··· LISTED ENTRIES ···
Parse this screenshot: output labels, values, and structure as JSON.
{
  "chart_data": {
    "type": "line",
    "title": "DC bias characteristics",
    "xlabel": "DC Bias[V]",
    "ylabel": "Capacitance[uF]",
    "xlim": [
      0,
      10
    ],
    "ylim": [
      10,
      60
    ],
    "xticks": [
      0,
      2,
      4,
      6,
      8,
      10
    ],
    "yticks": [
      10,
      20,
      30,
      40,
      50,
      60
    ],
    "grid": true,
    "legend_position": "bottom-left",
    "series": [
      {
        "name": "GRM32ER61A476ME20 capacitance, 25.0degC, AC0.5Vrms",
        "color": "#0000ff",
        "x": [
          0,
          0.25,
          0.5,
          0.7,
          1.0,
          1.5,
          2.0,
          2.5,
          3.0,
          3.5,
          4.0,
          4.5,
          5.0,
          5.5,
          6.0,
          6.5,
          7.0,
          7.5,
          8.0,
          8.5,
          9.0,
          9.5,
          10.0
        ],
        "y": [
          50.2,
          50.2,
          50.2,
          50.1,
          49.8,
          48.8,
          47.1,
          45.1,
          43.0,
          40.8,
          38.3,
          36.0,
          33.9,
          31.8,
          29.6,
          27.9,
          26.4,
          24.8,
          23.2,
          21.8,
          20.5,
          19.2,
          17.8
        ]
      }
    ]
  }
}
···
__DIRECTIONS FOR THIS TASK__. The listing above should be transcribed in full, exactly as written.

__FULL SOLUTION__.
Parse this screenshot: output labels, values, and structure as JSON.
{
  "chart_data": {
    "type": "line",
    "title": "DC bias characteristics",
    "xlabel": "DC Bias[V]",
    "ylabel": "Capacitance[uF]",
    "xlim": [
      0,
      10
    ],
    "ylim": [
      10,
      60
    ],
    "xticks": [
      0,
      2,
      4,
      6,
      8,
      10
    ],
    "yticks": [
      10,
      20,
      30,
      40,
      50,
      60
    ],
    "grid": true,
    "legend_position": "bottom-left",
    "series": [
      {
        "name": "GRM32ER61A476ME20 capacitance, 25.0degC, AC0.5Vrms",
        "color": "#0000ff",
        "x": [
          0,
          0.25,
          0.5,
          0.7,
          1.0,
          1.5,
          2.0,
          2.5,
          3.0,
          3.5,
          4.0,
          4.5,
          5.0,
          5.5,
          6.0,
          6.5,
          7.0,
          7.5,
          8.0,
          8.5,
          9.0,
          9.5,
          10.0
        ],
        "y": [
          50.2,
          50.2,
          50.2,
          50.1,
          49.8,
          48.8,
          47.1,
          45.1,
          43.0,
          40.8,
          38.3,
          36.0,
          33.9,
          31.8,
          29.6,
          27.9,
          26.4,
          24.8,
          23.2,
          21.8,
          20.5,
          19.2,
          17.8
        ]
      }
    ]
  }
}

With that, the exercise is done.